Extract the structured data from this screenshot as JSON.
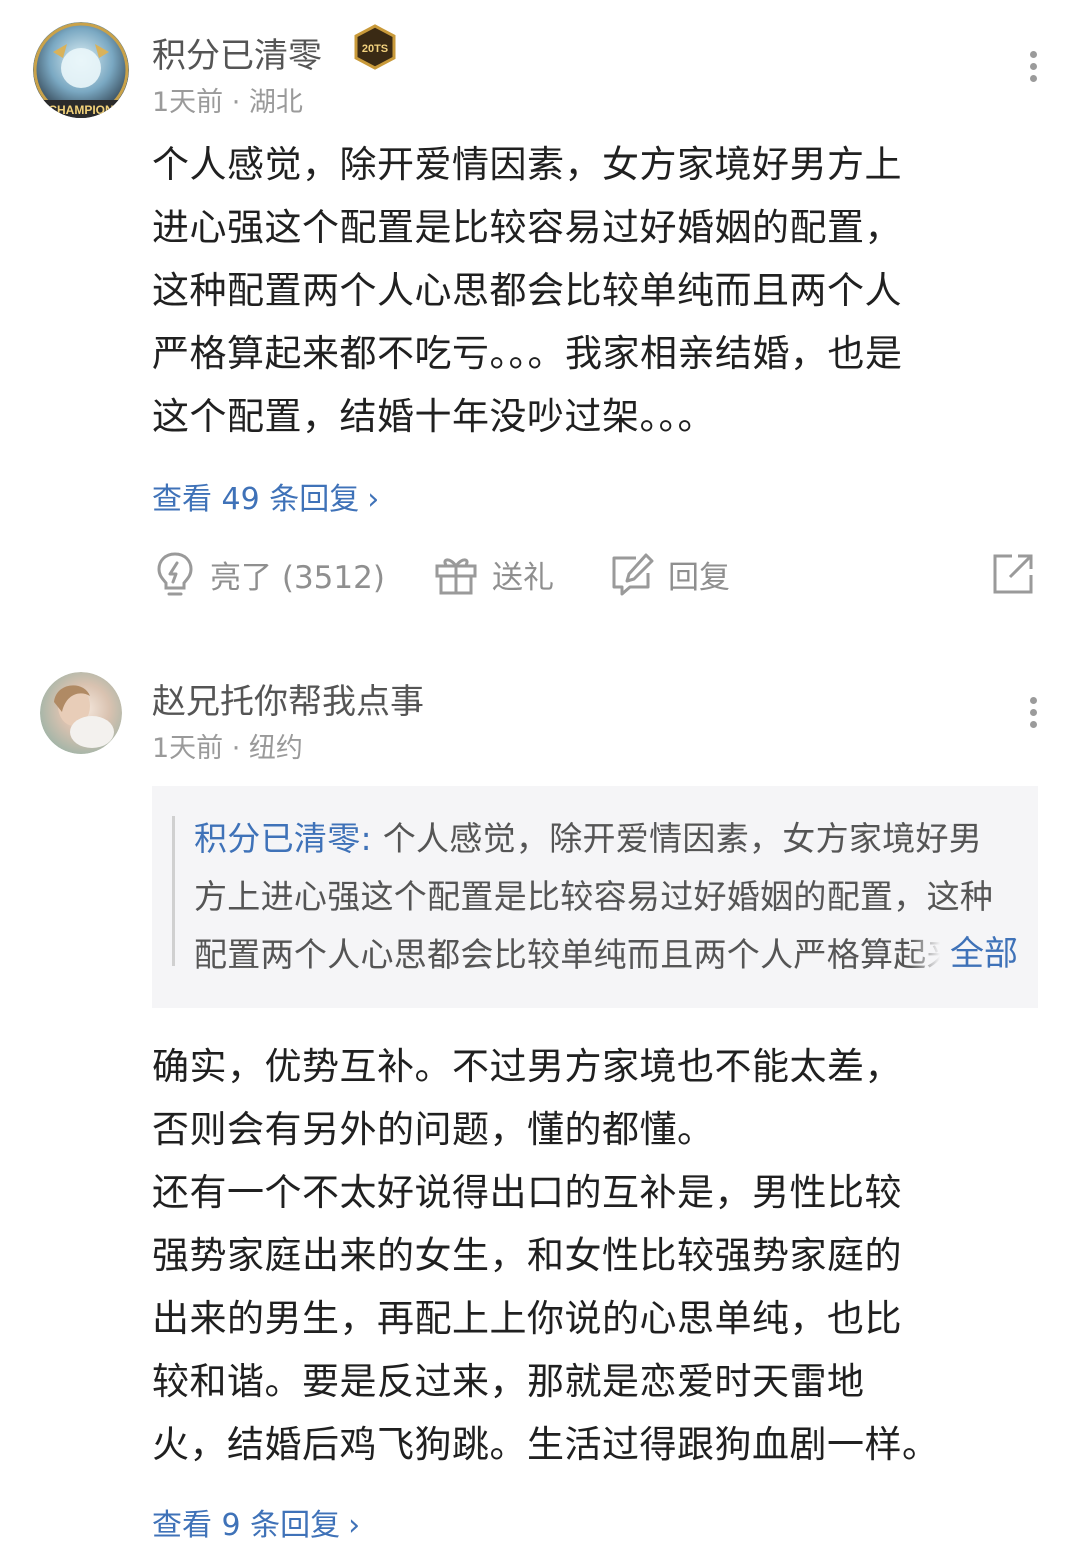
{
  "comments": [
    {
      "username": "积分已清零",
      "avatar_badge": "CHAMPION",
      "medal_text": "20TS",
      "meta": "1天前 · 湖北",
      "body": "个人感觉，除开爱情因素，女方家境好男方上\n进心强这个配置是比较容易过好婚姻的配置，\n这种配置两个人心思都会比较单纯而且两个人\n严格算起来都不吃亏。。。我家相亲结婚，也是\n这个配置，结婚十年没吵过架。。。",
      "view_replies": "查看 49 条回复",
      "actions": {
        "like": "亮了 (3512)",
        "gift": "送礼",
        "reply": "回复"
      },
      "icons": [
        "lightbulb-icon",
        "gift-icon",
        "edit-reply-icon",
        "share-icon",
        "more-icon"
      ]
    },
    {
      "username": "赵兄托你帮我点事",
      "meta": "1天前 · 纽约",
      "quote": {
        "author": "积分已清零:",
        "text": " 个人感觉，除开爱情因素，女方家境好男方上进心强这个配置是比较容易过好婚姻的配置，这种配置两个人心思都会比较单纯而且两个人严格算起来都不吃亏",
        "more_label": "全部"
      },
      "body": "确实，优势互补。不过男方家境也不能太差，\n否则会有另外的问题，懂的都懂。\n还有一个不太好说得出口的互补是，男性比较\n强势家庭出来的女生，和女性比较强势家庭的\n出来的男生，再配上上你说的心思单纯，也比\n较和谐。要是反过来，那就是恋爱时天雷地\n火，结婚后鸡飞狗跳。生活过得跟狗血剧一样。",
      "view_replies": "查看 9 条回复"
    }
  ],
  "colors": {
    "link": "#3f72b8",
    "meta": "#9a9a9a",
    "quote_bg": "#f5f5f7"
  }
}
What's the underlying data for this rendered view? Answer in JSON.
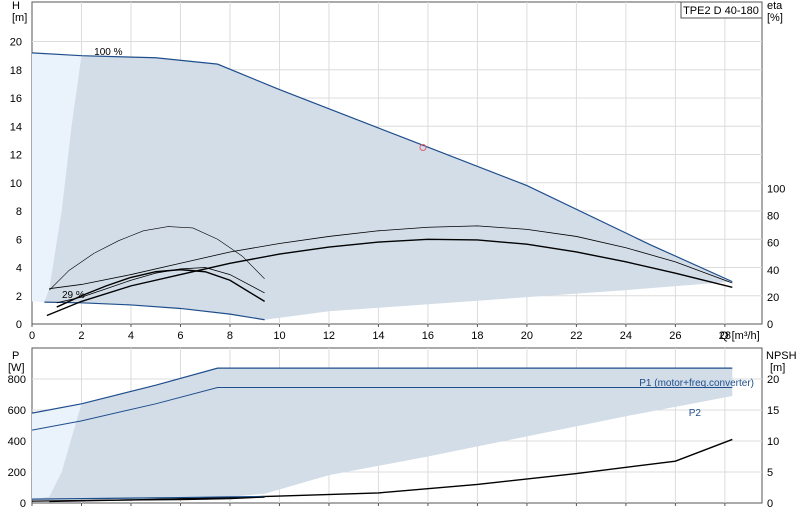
{
  "chart_data": [
    {
      "type": "line",
      "panel": "pump-curves",
      "title": "TPE2 D 40-180",
      "xlabel": "Q [m³/h]",
      "ylabel_left_unit": "H",
      "ylabel_left_bracket": "[m]",
      "ylabel_right_unit": "eta",
      "ylabel_right_bracket": "[%]",
      "xlim": [
        0,
        29.5
      ],
      "ylim_left": [
        0,
        22.8
      ],
      "ylim_right": [
        0,
        100
      ],
      "xticks": [
        "0",
        "2",
        "4",
        "6",
        "8",
        "10",
        "12",
        "14",
        "16",
        "18",
        "20",
        "22",
        "24",
        "26",
        "28"
      ],
      "yticks_left": [
        "0",
        "2",
        "4",
        "6",
        "8",
        "10",
        "12",
        "14",
        "16",
        "18",
        "20"
      ],
      "yticks_right": [
        "0",
        "20",
        "40",
        "60",
        "80",
        "100"
      ],
      "grid": true,
      "annotations": [
        {
          "text": "100 %",
          "x": 1.3,
          "y": 19.2
        },
        {
          "text": "29 %",
          "x": 0.0,
          "y": 2.0
        }
      ],
      "colors": {
        "fill": "#d2dde8",
        "fill_light": "#eaf2fb",
        "max_line": "#1f4e8c",
        "curve": "#000000",
        "operating_point": "#e06070"
      },
      "operating_point": {
        "x": 15.8,
        "y": 12.5
      },
      "series": [
        {
          "points": [
            [
              0,
              19.2
            ],
            [
              2,
              19
            ],
            [
              5,
              18.85
            ],
            [
              7.5,
              18.4
            ],
            [
              10,
              16.6
            ],
            [
              15,
              13.2
            ],
            [
              20,
              9.8
            ],
            [
              25,
              5.6
            ],
            [
              28.3,
              3.0
            ]
          ]
        },
        {
          "points": [
            [
              0.5,
              1.55
            ],
            [
              2,
              1.5
            ],
            [
              4,
              1.35
            ],
            [
              6,
              1.1
            ],
            [
              8,
              0.7
            ],
            [
              9.4,
              0.3
            ]
          ]
        },
        {
          "points": [
            [
              0.6,
              0.6
            ],
            [
              2,
              1.6
            ],
            [
              4,
              2.7
            ],
            [
              6,
              3.5
            ],
            [
              8,
              4.3
            ],
            [
              10,
              4.95
            ],
            [
              12,
              5.45
            ],
            [
              14,
              5.8
            ],
            [
              16,
              6.0
            ],
            [
              18,
              5.95
            ],
            [
              20,
              5.65
            ],
            [
              22,
              5.1
            ],
            [
              24,
              4.4
            ],
            [
              26,
              3.6
            ],
            [
              28.3,
              2.6
            ]
          ]
        },
        {
          "points": [
            [
              1,
              1.2
            ],
            [
              2,
              2.0
            ],
            [
              3,
              2.7
            ],
            [
              4,
              3.3
            ],
            [
              5,
              3.7
            ],
            [
              6,
              3.85
            ],
            [
              7,
              3.7
            ],
            [
              8,
              3.1
            ],
            [
              9.4,
              1.6
            ]
          ]
        },
        {
          "points": [
            [
              0.7,
              2.5
            ],
            [
              2,
              2.8
            ],
            [
              4,
              3.5
            ],
            [
              6,
              4.3
            ],
            [
              8,
              5.1
            ],
            [
              10,
              5.7
            ],
            [
              12,
              6.2
            ],
            [
              14,
              6.6
            ],
            [
              16,
              6.85
            ],
            [
              18,
              6.95
            ],
            [
              20,
              6.7
            ],
            [
              22,
              6.2
            ],
            [
              24,
              5.4
            ],
            [
              26,
              4.4
            ],
            [
              28.3,
              2.9
            ]
          ]
        },
        {
          "points": [
            [
              1,
              1.5
            ],
            [
              2,
              1.9
            ],
            [
              3,
              2.5
            ],
            [
              4,
              3.1
            ],
            [
              5,
              3.6
            ],
            [
              6,
              3.9
            ],
            [
              7,
              4.0
            ],
            [
              8,
              3.5
            ],
            [
              9.4,
              2.2
            ]
          ]
        },
        {
          "points": [
            [
              0.7,
              2.4
            ],
            [
              1.5,
              3.8
            ],
            [
              2.5,
              5.0
            ],
            [
              3.5,
              5.9
            ],
            [
              4.5,
              6.6
            ],
            [
              5.5,
              6.9
            ],
            [
              6.5,
              6.8
            ],
            [
              7.5,
              6.0
            ],
            [
              8.5,
              4.8
            ],
            [
              9.4,
              3.2
            ]
          ]
        }
      ]
    },
    {
      "type": "line",
      "panel": "power-npsh",
      "xlim": [
        0,
        29.5
      ],
      "ylabel_left_unit": "P",
      "ylabel_left_bracket": "[W]",
      "ylabel_right_unit": "NPSH",
      "ylabel_right_bracket": "[m]",
      "ylim_left": [
        0,
        1000
      ],
      "ylim_right": [
        0,
        25
      ],
      "yticks_left": [
        "0",
        "200",
        "400",
        "600",
        "800"
      ],
      "yticks_right": [
        "0",
        "5",
        "10",
        "15",
        "20"
      ],
      "grid": true,
      "series": [
        {
          "name": "P1 (motor+freq.converter)",
          "points": [
            [
              0,
              580
            ],
            [
              2,
              640
            ],
            [
              5,
              760
            ],
            [
              7.5,
              870
            ],
            [
              10,
              870
            ],
            [
              15,
              870
            ],
            [
              20,
              870
            ],
            [
              25,
              870
            ],
            [
              28.3,
              870
            ]
          ]
        },
        {
          "name": "P2",
          "points": [
            [
              0,
              470
            ],
            [
              2,
              530
            ],
            [
              5,
              640
            ],
            [
              7.5,
              745
            ],
            [
              10,
              745
            ],
            [
              15,
              745
            ],
            [
              20,
              745
            ],
            [
              25,
              745
            ],
            [
              28.3,
              745
            ]
          ]
        },
        {
          "points": [
            [
              0.7,
              10
            ],
            [
              4,
              20
            ],
            [
              8,
              35
            ],
            [
              10,
              45
            ],
            [
              14,
              65
            ],
            [
              18,
              120
            ],
            [
              22,
              190
            ],
            [
              26,
              270
            ],
            [
              28.3,
              410
            ]
          ]
        },
        {
          "points": [
            [
              0,
              25
            ],
            [
              3,
              30
            ],
            [
              6,
              35
            ],
            [
              8,
              40
            ],
            [
              9.4,
              42
            ]
          ]
        },
        {
          "points": [
            [
              0,
              12
            ],
            [
              3,
              18
            ],
            [
              6,
              22
            ],
            [
              8,
              28
            ],
            [
              9.4,
              38
            ]
          ]
        }
      ]
    }
  ]
}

*-*-*

## TASK GOAL
What is the number of lines in the records above that include the word "this"? Reply with that number and nothing more.

## SOLUTION
2